## START Dataset records

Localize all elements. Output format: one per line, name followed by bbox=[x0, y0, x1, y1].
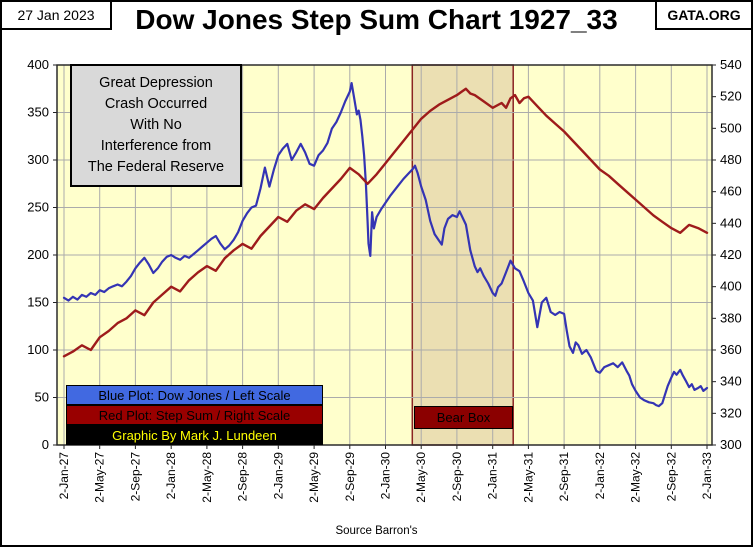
svg-text:520: 520 bbox=[720, 89, 742, 104]
svg-text:350: 350 bbox=[27, 105, 49, 120]
svg-text:2-Sep-28: 2-Sep-28 bbox=[236, 452, 250, 502]
svg-text:2-Sep-27: 2-Sep-27 bbox=[128, 452, 142, 502]
svg-text:150: 150 bbox=[27, 295, 49, 310]
left-axis-labels: 0 50 100 150 200 250 300 350 400 bbox=[27, 57, 49, 452]
svg-text:2-Jan-27: 2-Jan-27 bbox=[57, 452, 71, 500]
svg-text:2-Jan-29: 2-Jan-29 bbox=[271, 452, 285, 500]
svg-text:360: 360 bbox=[720, 342, 742, 357]
svg-text:2-Jan-32: 2-Jan-32 bbox=[593, 452, 607, 500]
svg-text:380: 380 bbox=[720, 310, 742, 325]
svg-text:2-Jan-30: 2-Jan-30 bbox=[379, 452, 393, 500]
svg-text:480: 480 bbox=[720, 152, 742, 167]
legend-step-sum: Red Plot: Step Sum / Right Scale bbox=[66, 405, 323, 425]
annotation-box: Great Depression Crash Occurred With No … bbox=[70, 64, 242, 188]
svg-text:2-Jan-33: 2-Jan-33 bbox=[700, 452, 714, 500]
annotation-line: With No bbox=[130, 117, 182, 134]
svg-text:2-May-31: 2-May-31 bbox=[521, 452, 535, 503]
svg-text:2-Sep-31: 2-Sep-31 bbox=[557, 452, 571, 502]
gata-org-box: GATA.ORG bbox=[655, 2, 751, 30]
svg-text:250: 250 bbox=[27, 200, 49, 215]
page-title: Dow Jones Step Sum Chart 1927_33 bbox=[135, 4, 618, 35]
bear-box-label: Bear Box bbox=[414, 406, 513, 429]
svg-text:400: 400 bbox=[27, 57, 49, 72]
svg-text:2-Sep-30: 2-Sep-30 bbox=[450, 452, 464, 502]
svg-text:420: 420 bbox=[720, 247, 742, 262]
source-note: Source Barron's bbox=[335, 525, 418, 537]
svg-text:2-May-27: 2-May-27 bbox=[93, 452, 107, 503]
svg-text:100: 100 bbox=[27, 342, 49, 357]
svg-text:2-May-32: 2-May-32 bbox=[629, 452, 643, 503]
gata-org-label: GATA.ORG bbox=[667, 7, 741, 23]
svg-text:0: 0 bbox=[42, 437, 49, 452]
date-label: 27 Jan 2023 bbox=[17, 7, 95, 23]
date-box: 27 Jan 2023 bbox=[2, 2, 112, 30]
svg-text:540: 540 bbox=[720, 57, 742, 72]
annotation-line: Interference from bbox=[100, 138, 212, 155]
legend-credit: Graphic By Mark J. Lundeen bbox=[66, 425, 323, 445]
annotation-line: The Federal Reserve bbox=[87, 159, 225, 176]
plot-frame bbox=[56, 64, 713, 446]
annotation-line: Crash Occurred bbox=[104, 96, 208, 113]
svg-text:300: 300 bbox=[720, 437, 742, 452]
svg-text:2-Sep-32: 2-Sep-32 bbox=[664, 452, 678, 502]
svg-text:2-Jan-28: 2-Jan-28 bbox=[164, 452, 178, 500]
svg-text:2-Jan-31: 2-Jan-31 bbox=[486, 452, 500, 500]
right-axis-labels: 300 320 340 360 380 400 420 440 460 480 500 520 540 bbox=[720, 57, 742, 452]
dow-jones-line bbox=[62, 82, 709, 408]
svg-text:2-May-28: 2-May-28 bbox=[200, 452, 214, 503]
svg-text:400: 400 bbox=[720, 279, 742, 294]
svg-text:2-Sep-29: 2-Sep-29 bbox=[343, 452, 357, 502]
svg-text:300: 300 bbox=[27, 152, 49, 167]
svg-text:500: 500 bbox=[720, 120, 742, 135]
svg-text:460: 460 bbox=[720, 184, 742, 199]
svg-text:2-May-29: 2-May-29 bbox=[307, 452, 321, 503]
legend-dow-jones: Blue Plot: Dow Jones / Left Scale bbox=[66, 385, 323, 405]
svg-text:200: 200 bbox=[27, 247, 49, 262]
svg-text:50: 50 bbox=[35, 390, 49, 405]
step-sum-line bbox=[62, 87, 709, 358]
svg-text:2-May-30: 2-May-30 bbox=[414, 452, 428, 503]
svg-text:340: 340 bbox=[720, 374, 742, 389]
svg-text:320: 320 bbox=[720, 405, 742, 420]
annotation-line: Great Depression bbox=[99, 75, 213, 91]
svg-text:440: 440 bbox=[720, 215, 742, 230]
x-axis-labels: 2-Jan-27 2-May-27 2-Sep-27 2-Jan-28 2-May-28… bbox=[57, 452, 714, 503]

## END Dataset records

Rewrite every line of the material above as a numbered list, with blank lines dropped and the picture left out.

• _The response_
1. Localize all elements. Output format: one per line, name followed by bbox=[x0, y0, x1, y1].
2. svg-text:520: 520 bbox=[720, 89, 742, 104]
3. svg-text:350: 350 bbox=[27, 105, 49, 120]
4. svg-text:2-Sep-28: 2-Sep-28 bbox=[236, 452, 250, 502]
5. svg-text:2-Sep-27: 2-Sep-27 bbox=[128, 452, 142, 502]
6. svg-text:150: 150 bbox=[27, 295, 49, 310]
7. left-axis-labels: 0 50 100 150 200 250 300 350 400 bbox=[27, 57, 49, 452]
8. svg-text:2-Jan-27: 2-Jan-27 bbox=[57, 452, 71, 500]
9. svg-text:2-Jan-29: 2-Jan-29 bbox=[271, 452, 285, 500]
10. svg-text:360: 360 bbox=[720, 342, 742, 357]
11. svg-text:2-Jan-32: 2-Jan-32 bbox=[593, 452, 607, 500]
12. svg-text:380: 380 bbox=[720, 310, 742, 325]
13. svg-text:2-Jan-30: 2-Jan-30 bbox=[379, 452, 393, 500]
14. svg-text:480: 480 bbox=[720, 152, 742, 167]
15. legend-step-sum: Red Plot: Step Sum / Right Scale bbox=[66, 405, 323, 425]
16. annotation-box: Great Depression Crash Occurred With No … bbox=[70, 64, 242, 188]
17. svg-text:2-Jan-33: 2-Jan-33 bbox=[700, 452, 714, 500]
18. annotation-line: With No bbox=[130, 117, 182, 134]
19. svg-text:2-May-31: 2-May-31 bbox=[521, 452, 535, 503]
20. svg-text:2-Sep-31: 2-Sep-31 bbox=[557, 452, 571, 502]
21. gata-org-box: GATA.ORG bbox=[655, 2, 751, 30]
22. svg-text:250: 250 bbox=[27, 200, 49, 215]
23. page-title: Dow Jones Step Sum Chart 1927_33 bbox=[135, 4, 618, 35]
24. bear-box-label: Bear Box bbox=[414, 406, 513, 429]
25. svg-text:400: 400 bbox=[27, 57, 49, 72]
26. svg-text:2-Sep-30: 2-Sep-30 bbox=[450, 452, 464, 502]
27. svg-text:420: 420 bbox=[720, 247, 742, 262]
28. source-note: Source Barron's bbox=[335, 525, 418, 537]
29. svg-text:2-May-27: 2-May-27 bbox=[93, 452, 107, 503]
30. svg-text:100: 100 bbox=[27, 342, 49, 357]
31. svg-text:2-May-32: 2-May-32 bbox=[629, 452, 643, 503]
32. gata-org-label: GATA.ORG bbox=[667, 7, 741, 23]
33. svg-text:0: 0 bbox=[42, 437, 49, 452]
34. date-label: 27 Jan 2023 bbox=[17, 7, 95, 23]
35. date-box: 27 Jan 2023 bbox=[2, 2, 112, 30]
36. svg-text:540: 540 bbox=[720, 57, 742, 72]
37. annotation-line: Interference from bbox=[100, 138, 212, 155]
38. legend-credit: Graphic By Mark J. Lundeen bbox=[66, 425, 323, 445]
39. annotation-line: The Federal Reserve bbox=[87, 159, 225, 176]
40. plot-frame bbox=[56, 64, 713, 446]
41. annotation-line: Crash Occurred bbox=[104, 96, 208, 113]
42. svg-text:300: 300 bbox=[720, 437, 742, 452]
43. svg-text:2-Sep-32: 2-Sep-32 bbox=[664, 452, 678, 502]
44. svg-text:2-Jan-28: 2-Jan-28 bbox=[164, 452, 178, 500]
45. svg-text:2-Jan-31: 2-Jan-31 bbox=[486, 452, 500, 500]
46. right-axis-labels: 300 320 340 360 380 400 420 440 460 480 500 520 540 bbox=[720, 57, 742, 452]
47. dow-jones-line bbox=[62, 82, 709, 408]
48. svg-text:2-May-28: 2-May-28 bbox=[200, 452, 214, 503]
49. svg-text:400: 400 bbox=[720, 279, 742, 294]
50. svg-text:2-Sep-29: 2-Sep-29 bbox=[343, 452, 357, 502]
51. svg-text:300: 300 bbox=[27, 152, 49, 167]
52. svg-text:500: 500 bbox=[720, 120, 742, 135]
53. svg-text:460: 460 bbox=[720, 184, 742, 199]
54. svg-text:2-May-29: 2-May-29 bbox=[307, 452, 321, 503]
55. legend-dow-jones: Blue Plot: Dow Jones / Left Scale bbox=[66, 385, 323, 405]
56. svg-text:200: 200 bbox=[27, 247, 49, 262]
57. svg-text:50: 50 bbox=[35, 390, 49, 405]
58. step-sum-line bbox=[62, 87, 709, 358]
59. svg-text:2-May-30: 2-May-30 bbox=[414, 452, 428, 503]
60. svg-text:340: 340 bbox=[720, 374, 742, 389]
61. svg-text:320: 320 bbox=[720, 405, 742, 420]
62. annotation-line: Great Depression bbox=[99, 75, 213, 91]
63. svg-text:440: 440 bbox=[720, 215, 742, 230]
64. x-axis-labels: 2-Jan-27 2-May-27 2-Sep-27 2-Jan-28 2-May-28… bbox=[57, 452, 714, 503]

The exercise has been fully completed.